• Required task
Your task is to copy every record exactly.

• Exercise inputs
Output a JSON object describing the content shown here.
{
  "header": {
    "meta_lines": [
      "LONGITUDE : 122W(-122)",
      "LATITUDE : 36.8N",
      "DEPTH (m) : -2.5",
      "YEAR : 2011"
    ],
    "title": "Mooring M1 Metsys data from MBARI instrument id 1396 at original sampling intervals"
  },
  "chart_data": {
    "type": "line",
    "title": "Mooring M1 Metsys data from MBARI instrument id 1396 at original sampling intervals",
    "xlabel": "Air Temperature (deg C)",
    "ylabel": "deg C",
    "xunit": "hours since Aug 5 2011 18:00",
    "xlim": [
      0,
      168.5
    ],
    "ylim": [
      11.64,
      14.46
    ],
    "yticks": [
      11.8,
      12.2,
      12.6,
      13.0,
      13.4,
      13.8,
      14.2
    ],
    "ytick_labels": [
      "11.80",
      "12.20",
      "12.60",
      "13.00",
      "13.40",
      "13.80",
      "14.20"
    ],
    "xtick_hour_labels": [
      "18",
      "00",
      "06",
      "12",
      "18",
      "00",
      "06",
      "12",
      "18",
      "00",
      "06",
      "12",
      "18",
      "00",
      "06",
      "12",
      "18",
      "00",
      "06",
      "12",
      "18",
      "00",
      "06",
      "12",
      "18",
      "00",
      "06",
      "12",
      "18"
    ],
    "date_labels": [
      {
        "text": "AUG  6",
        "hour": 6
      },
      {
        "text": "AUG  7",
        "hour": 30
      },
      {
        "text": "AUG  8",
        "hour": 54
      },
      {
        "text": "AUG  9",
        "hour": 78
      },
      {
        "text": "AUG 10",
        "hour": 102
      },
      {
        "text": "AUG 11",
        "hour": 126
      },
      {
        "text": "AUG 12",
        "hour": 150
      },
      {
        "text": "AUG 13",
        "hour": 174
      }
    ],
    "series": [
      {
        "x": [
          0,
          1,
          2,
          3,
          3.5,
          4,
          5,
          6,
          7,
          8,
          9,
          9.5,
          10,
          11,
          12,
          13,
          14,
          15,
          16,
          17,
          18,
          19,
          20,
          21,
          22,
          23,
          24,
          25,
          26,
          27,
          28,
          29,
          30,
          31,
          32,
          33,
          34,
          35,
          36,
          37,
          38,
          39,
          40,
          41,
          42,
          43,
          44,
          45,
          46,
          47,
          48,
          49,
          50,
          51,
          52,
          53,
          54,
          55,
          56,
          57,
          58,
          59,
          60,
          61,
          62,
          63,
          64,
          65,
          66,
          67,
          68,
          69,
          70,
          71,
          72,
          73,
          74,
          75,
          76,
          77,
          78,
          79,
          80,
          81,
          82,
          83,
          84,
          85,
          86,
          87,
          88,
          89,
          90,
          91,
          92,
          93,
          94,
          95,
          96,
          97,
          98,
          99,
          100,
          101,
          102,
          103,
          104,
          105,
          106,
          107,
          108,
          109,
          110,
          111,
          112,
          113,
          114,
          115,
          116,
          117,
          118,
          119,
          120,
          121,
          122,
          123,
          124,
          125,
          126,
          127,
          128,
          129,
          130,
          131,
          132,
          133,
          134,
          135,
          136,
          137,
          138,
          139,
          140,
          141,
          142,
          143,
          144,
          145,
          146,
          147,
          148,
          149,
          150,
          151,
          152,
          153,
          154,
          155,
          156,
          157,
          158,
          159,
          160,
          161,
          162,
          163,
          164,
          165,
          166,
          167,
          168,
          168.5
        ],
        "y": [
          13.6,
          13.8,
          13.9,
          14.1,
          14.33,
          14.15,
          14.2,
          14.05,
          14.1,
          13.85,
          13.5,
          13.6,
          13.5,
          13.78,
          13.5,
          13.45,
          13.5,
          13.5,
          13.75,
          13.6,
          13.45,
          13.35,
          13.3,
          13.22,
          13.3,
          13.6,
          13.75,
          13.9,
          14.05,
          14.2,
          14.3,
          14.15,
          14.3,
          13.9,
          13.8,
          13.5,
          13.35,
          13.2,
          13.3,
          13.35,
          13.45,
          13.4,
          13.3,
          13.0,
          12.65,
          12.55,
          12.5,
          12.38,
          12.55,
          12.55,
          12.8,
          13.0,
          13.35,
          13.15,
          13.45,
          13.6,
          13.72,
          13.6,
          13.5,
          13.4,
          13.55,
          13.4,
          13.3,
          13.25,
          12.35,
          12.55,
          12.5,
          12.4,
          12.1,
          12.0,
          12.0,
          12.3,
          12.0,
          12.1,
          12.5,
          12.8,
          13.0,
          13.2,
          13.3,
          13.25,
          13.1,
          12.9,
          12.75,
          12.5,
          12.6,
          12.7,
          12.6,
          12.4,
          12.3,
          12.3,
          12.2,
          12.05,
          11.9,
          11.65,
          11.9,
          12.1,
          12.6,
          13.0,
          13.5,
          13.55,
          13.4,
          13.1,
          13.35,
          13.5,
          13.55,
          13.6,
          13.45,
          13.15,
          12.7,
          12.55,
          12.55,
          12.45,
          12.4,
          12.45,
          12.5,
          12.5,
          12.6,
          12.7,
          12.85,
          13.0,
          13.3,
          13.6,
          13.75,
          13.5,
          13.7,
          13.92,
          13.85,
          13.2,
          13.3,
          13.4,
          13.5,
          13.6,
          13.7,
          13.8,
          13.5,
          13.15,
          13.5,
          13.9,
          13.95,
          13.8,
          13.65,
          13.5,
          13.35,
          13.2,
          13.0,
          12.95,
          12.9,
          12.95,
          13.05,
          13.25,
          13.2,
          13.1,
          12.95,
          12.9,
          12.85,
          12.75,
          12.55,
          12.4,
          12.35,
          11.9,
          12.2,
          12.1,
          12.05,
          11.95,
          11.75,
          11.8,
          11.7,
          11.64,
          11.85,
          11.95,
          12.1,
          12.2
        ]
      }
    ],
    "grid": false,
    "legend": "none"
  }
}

• Response to the exercise
Output a JSON object describing the content shown here.
{
  "header": {
    "meta_lines": [
      "LONGITUDE : 122W(-122)",
      "LATITUDE : 36.8N",
      "DEPTH (m) : -2.5",
      "YEAR : 2011"
    ],
    "title": "Mooring M1 Metsys data from MBARI instrument id 1396 at original sampling intervals"
  },
  "chart_data": {
    "type": "line",
    "title": "Mooring M1 Metsys data from MBARI instrument id 1396 at original sampling intervals",
    "xlabel": "Air Temperature (deg C)",
    "ylabel": "deg C",
    "xunit": "hours since Aug 5 2011 18:00",
    "xlim": [
      0,
      168.5
    ],
    "ylim": [
      11.64,
      14.46
    ],
    "yticks": [
      11.8,
      12.2,
      12.6,
      13.0,
      13.4,
      13.8,
      14.2
    ],
    "ytick_labels": [
      "11.80",
      "12.20",
      "12.60",
      "13.00",
      "13.40",
      "13.80",
      "14.20"
    ],
    "xtick_hour_labels": [
      "18",
      "00",
      "06",
      "12",
      "18",
      "00",
      "06",
      "12",
      "18",
      "00",
      "06",
      "12",
      "18",
      "00",
      "06",
      "12",
      "18",
      "00",
      "06",
      "12",
      "18",
      "00",
      "06",
      "12",
      "18",
      "00",
      "06",
      "12",
      "18"
    ],
    "date_labels": [
      {
        "text": "AUG  6",
        "hour": 6
      },
      {
        "text": "AUG  7",
        "hour": 30
      },
      {
        "text": "AUG  8",
        "hour": 54
      },
      {
        "text": "AUG  9",
        "hour": 78
      },
      {
        "text": "AUG 10",
        "hour": 102
      },
      {
        "text": "AUG 11",
        "hour": 126
      },
      {
        "text": "AUG 12",
        "hour": 150
      },
      {
        "text": "AUG 13",
        "hour": 174
      }
    ],
    "series": [
      {
        "x": [
          0,
          1,
          2,
          3,
          3.5,
          4,
          5,
          6,
          7,
          8,
          9,
          9.5,
          10,
          11,
          12,
          13,
          14,
          15,
          16,
          17,
          18,
          19,
          20,
          21,
          22,
          23,
          24,
          25,
          26,
          27,
          28,
          29,
          30,
          31,
          32,
          33,
          34,
          35,
          36,
          37,
          38,
          39,
          40,
          41,
          42,
          43,
          44,
          45,
          46,
          47,
          48,
          49,
          50,
          51,
          52,
          53,
          54,
          55,
          56,
          57,
          58,
          59,
          60,
          61,
          62,
          63,
          64,
          65,
          66,
          67,
          68,
          69,
          70,
          71,
          72,
          73,
          74,
          75,
          76,
          77,
          78,
          79,
          80,
          81,
          82,
          83,
          84,
          85,
          86,
          87,
          88,
          89,
          90,
          91,
          92,
          93,
          94,
          95,
          96,
          97,
          98,
          99,
          100,
          101,
          102,
          103,
          104,
          105,
          106,
          107,
          108,
          109,
          110,
          111,
          112,
          113,
          114,
          115,
          116,
          117,
          118,
          119,
          120,
          121,
          122,
          123,
          124,
          125,
          126,
          127,
          128,
          129,
          130,
          131,
          132,
          133,
          134,
          135,
          136,
          137,
          138,
          139,
          140,
          141,
          142,
          143,
          144,
          145,
          146,
          147,
          148,
          149,
          150,
          151,
          152,
          153,
          154,
          155,
          156,
          157,
          158,
          159,
          160,
          161,
          162,
          163,
          164,
          165,
          166,
          167,
          168,
          168.5
        ],
        "y": [
          13.6,
          13.8,
          13.9,
          14.1,
          14.33,
          14.15,
          14.2,
          14.05,
          14.1,
          13.85,
          13.5,
          13.6,
          13.5,
          13.78,
          13.5,
          13.45,
          13.5,
          13.5,
          13.75,
          13.6,
          13.45,
          13.35,
          13.3,
          13.22,
          13.3,
          13.6,
          13.75,
          13.9,
          14.05,
          14.2,
          14.3,
          14.15,
          14.3,
          13.9,
          13.8,
          13.5,
          13.35,
          13.2,
          13.3,
          13.35,
          13.45,
          13.4,
          13.3,
          13.0,
          12.65,
          12.55,
          12.5,
          12.38,
          12.55,
          12.55,
          12.8,
          13.0,
          13.35,
          13.15,
          13.45,
          13.6,
          13.72,
          13.6,
          13.5,
          13.4,
          13.55,
          13.4,
          13.3,
          13.25,
          12.35,
          12.55,
          12.5,
          12.4,
          12.1,
          12.0,
          12.0,
          12.3,
          12.0,
          12.1,
          12.5,
          12.8,
          13.0,
          13.2,
          13.3,
          13.25,
          13.1,
          12.9,
          12.75,
          12.5,
          12.6,
          12.7,
          12.6,
          12.4,
          12.3,
          12.3,
          12.2,
          12.05,
          11.9,
          11.65,
          11.9,
          12.1,
          12.6,
          13.0,
          13.5,
          13.55,
          13.4,
          13.1,
          13.35,
          13.5,
          13.55,
          13.6,
          13.45,
          13.15,
          12.7,
          12.55,
          12.55,
          12.45,
          12.4,
          12.45,
          12.5,
          12.5,
          12.6,
          12.7,
          12.85,
          13.0,
          13.3,
          13.6,
          13.75,
          13.5,
          13.7,
          13.92,
          13.85,
          13.2,
          13.3,
          13.4,
          13.5,
          13.6,
          13.7,
          13.8,
          13.5,
          13.15,
          13.5,
          13.9,
          13.95,
          13.8,
          13.65,
          13.5,
          13.35,
          13.2,
          13.0,
          12.95,
          12.9,
          12.95,
          13.05,
          13.25,
          13.2,
          13.1,
          12.95,
          12.9,
          12.85,
          12.75,
          12.55,
          12.4,
          12.35,
          11.9,
          12.2,
          12.1,
          12.05,
          11.95,
          11.75,
          11.8,
          11.7,
          11.64,
          11.85,
          11.95,
          12.1,
          12.2
        ]
      }
    ],
    "grid": false,
    "legend": "none"
  }
}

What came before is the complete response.